• [THE REQUEST]: Every line of the material is to be repeated exactly as it stands.

Data listing:

= = = =

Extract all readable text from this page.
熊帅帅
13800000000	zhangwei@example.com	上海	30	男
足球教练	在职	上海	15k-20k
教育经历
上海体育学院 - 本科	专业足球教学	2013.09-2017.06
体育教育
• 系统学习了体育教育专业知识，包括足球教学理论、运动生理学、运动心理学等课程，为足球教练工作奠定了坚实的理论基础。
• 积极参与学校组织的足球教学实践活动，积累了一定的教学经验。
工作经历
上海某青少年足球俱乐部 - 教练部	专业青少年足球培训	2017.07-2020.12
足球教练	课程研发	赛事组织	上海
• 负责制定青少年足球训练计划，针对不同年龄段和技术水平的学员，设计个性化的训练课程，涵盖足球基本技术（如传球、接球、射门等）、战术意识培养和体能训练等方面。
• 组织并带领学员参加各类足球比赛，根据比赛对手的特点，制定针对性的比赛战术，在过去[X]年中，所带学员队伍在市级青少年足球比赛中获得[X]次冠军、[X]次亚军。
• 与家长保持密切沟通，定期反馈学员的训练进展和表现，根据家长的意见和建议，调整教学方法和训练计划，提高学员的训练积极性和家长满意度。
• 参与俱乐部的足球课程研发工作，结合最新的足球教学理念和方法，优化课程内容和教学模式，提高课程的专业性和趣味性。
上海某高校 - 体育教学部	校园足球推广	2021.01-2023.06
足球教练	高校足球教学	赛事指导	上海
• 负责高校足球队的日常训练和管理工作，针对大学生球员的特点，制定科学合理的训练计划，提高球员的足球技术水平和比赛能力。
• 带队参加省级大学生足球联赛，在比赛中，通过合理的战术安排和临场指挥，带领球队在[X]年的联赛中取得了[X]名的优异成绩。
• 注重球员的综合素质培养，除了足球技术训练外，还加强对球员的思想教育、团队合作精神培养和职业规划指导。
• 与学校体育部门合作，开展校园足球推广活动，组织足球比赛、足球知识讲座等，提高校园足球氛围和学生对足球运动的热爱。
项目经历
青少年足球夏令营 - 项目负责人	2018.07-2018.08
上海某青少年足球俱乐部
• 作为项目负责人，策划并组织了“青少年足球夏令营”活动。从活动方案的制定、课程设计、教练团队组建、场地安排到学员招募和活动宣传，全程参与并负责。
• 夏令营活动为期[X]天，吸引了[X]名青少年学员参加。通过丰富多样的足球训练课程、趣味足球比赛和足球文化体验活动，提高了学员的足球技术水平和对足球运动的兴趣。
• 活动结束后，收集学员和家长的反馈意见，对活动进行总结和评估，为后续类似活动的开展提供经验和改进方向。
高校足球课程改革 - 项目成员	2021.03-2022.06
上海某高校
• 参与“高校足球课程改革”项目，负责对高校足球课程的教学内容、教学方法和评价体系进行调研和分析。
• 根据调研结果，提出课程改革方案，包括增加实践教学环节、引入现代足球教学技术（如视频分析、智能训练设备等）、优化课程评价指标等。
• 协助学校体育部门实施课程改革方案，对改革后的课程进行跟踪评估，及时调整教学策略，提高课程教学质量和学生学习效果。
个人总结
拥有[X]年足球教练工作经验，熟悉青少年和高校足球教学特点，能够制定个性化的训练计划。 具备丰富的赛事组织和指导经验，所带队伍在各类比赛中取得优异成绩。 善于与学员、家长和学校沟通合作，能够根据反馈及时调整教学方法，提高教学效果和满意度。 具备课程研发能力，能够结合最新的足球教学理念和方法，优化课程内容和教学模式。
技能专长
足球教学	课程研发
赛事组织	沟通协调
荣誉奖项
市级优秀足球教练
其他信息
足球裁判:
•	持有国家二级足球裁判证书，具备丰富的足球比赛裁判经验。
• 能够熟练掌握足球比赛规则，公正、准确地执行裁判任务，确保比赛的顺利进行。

= = = =

• [TASK RESULT]:
Extract all readable text from this page.
熊帅帅
13800000000	zhangwei@example.com	上海	30	男
足球教练	在职	上海	15k-20k
教育经历
上海体育学院 - 本科	专业足球教学	2013.09-2017.06
体育教育
• 系统学习了体育教育专业知识，包括足球教学理论、运动生理学、运动心理学等课程，为足球教练工作奠定了坚实的理论基础。
• 积极参与学校组织的足球教学实践活动，积累了一定的教学经验。
工作经历
上海某青少年足球俱乐部 - 教练部	专业青少年足球培训	2017.07-2020.12
足球教练	课程研发	赛事组织	上海
• 负责制定青少年足球训练计划，针对不同年龄段和技术水平的学员，设计个性化的训练课程，涵盖足球基本技术（如传球、接球、射门等）、战术意识培养和体能训练等方面。
• 组织并带领学员参加各类足球比赛，根据比赛对手的特点，制定针对性的比赛战术，在过去[X]年中，所带学员队伍在市级青少年足球比赛中获得[X]次冠军、[X]次亚军。
• 与家长保持密切沟通，定期反馈学员的训练进展和表现，根据家长的意见和建议，调整教学方法和训练计划，提高学员的训练积极性和家长满意度。
• 参与俱乐部的足球课程研发工作，结合最新的足球教学理念和方法，优化课程内容和教学模式，提高课程的专业性和趣味性。
上海某高校 - 体育教学部	校园足球推广	2021.01-2023.06
足球教练	高校足球教学	赛事指导	上海
• 负责高校足球队的日常训练和管理工作，针对大学生球员的特点，制定科学合理的训练计划，提高球员的足球技术水平和比赛能力。
• 带队参加省级大学生足球联赛，在比赛中，通过合理的战术安排和临场指挥，带领球队在[X]年的联赛中取得了[X]名的优异成绩。
• 注重球员的综合素质培养，除了足球技术训练外，还加强对球员的思想教育、团队合作精神培养和职业规划指导。
• 与学校体育部门合作，开展校园足球推广活动，组织足球比赛、足球知识讲座等，提高校园足球氛围和学生对足球运动的热爱。
项目经历
青少年足球夏令营 - 项目负责人	2018.07-2018.08
上海某青少年足球俱乐部
• 作为项目负责人，策划并组织了“青少年足球夏令营”活动。从活动方案的制定、课程设计、教练团队组建、场地安排到学员招募和活动宣传，全程参与并负责。
• 夏令营活动为期[X]天，吸引了[X]名青少年学员参加。通过丰富多样的足球训练课程、趣味足球比赛和足球文化体验活动，提高了学员的足球技术水平和对足球运动的兴趣。
• 活动结束后，收集学员和家长的反馈意见，对活动进行总结和评估，为后续类似活动的开展提供经验和改进方向。
高校足球课程改革 - 项目成员	2021.03-2022.06
上海某高校
• 参与“高校足球课程改革”项目，负责对高校足球课程的教学内容、教学方法和评价体系进行调研和分析。
• 根据调研结果，提出课程改革方案，包括增加实践教学环节、引入现代足球教学技术（如视频分析、智能训练设备等）、优化课程评价指标等。
• 协助学校体育部门实施课程改革方案，对改革后的课程进行跟踪评估，及时调整教学策略，提高课程教学质量和学生学习效果。
个人总结
拥有[X]年足球教练工作经验，熟悉青少年和高校足球教学特点，能够制定个性化的训练计划。 具备丰富的赛事组织和指导经验，所带队伍在各类比赛中取得优异成绩。 善于与学员、家长和学校沟通合作，能够根据反馈及时调整教学方法，提高教学效果和满意度。 具备课程研发能力，能够结合最新的足球教学理念和方法，优化课程内容和教学模式。
技能专长
足球教学	课程研发
赛事组织	沟通协调
荣誉奖项
市级优秀足球教练
其他信息
足球裁判:
•	持有国家二级足球裁判证书，具备丰富的足球比赛裁判经验。
• 能够熟练掌握足球比赛规则，公正、准确地执行裁判任务，确保比赛的顺利进行。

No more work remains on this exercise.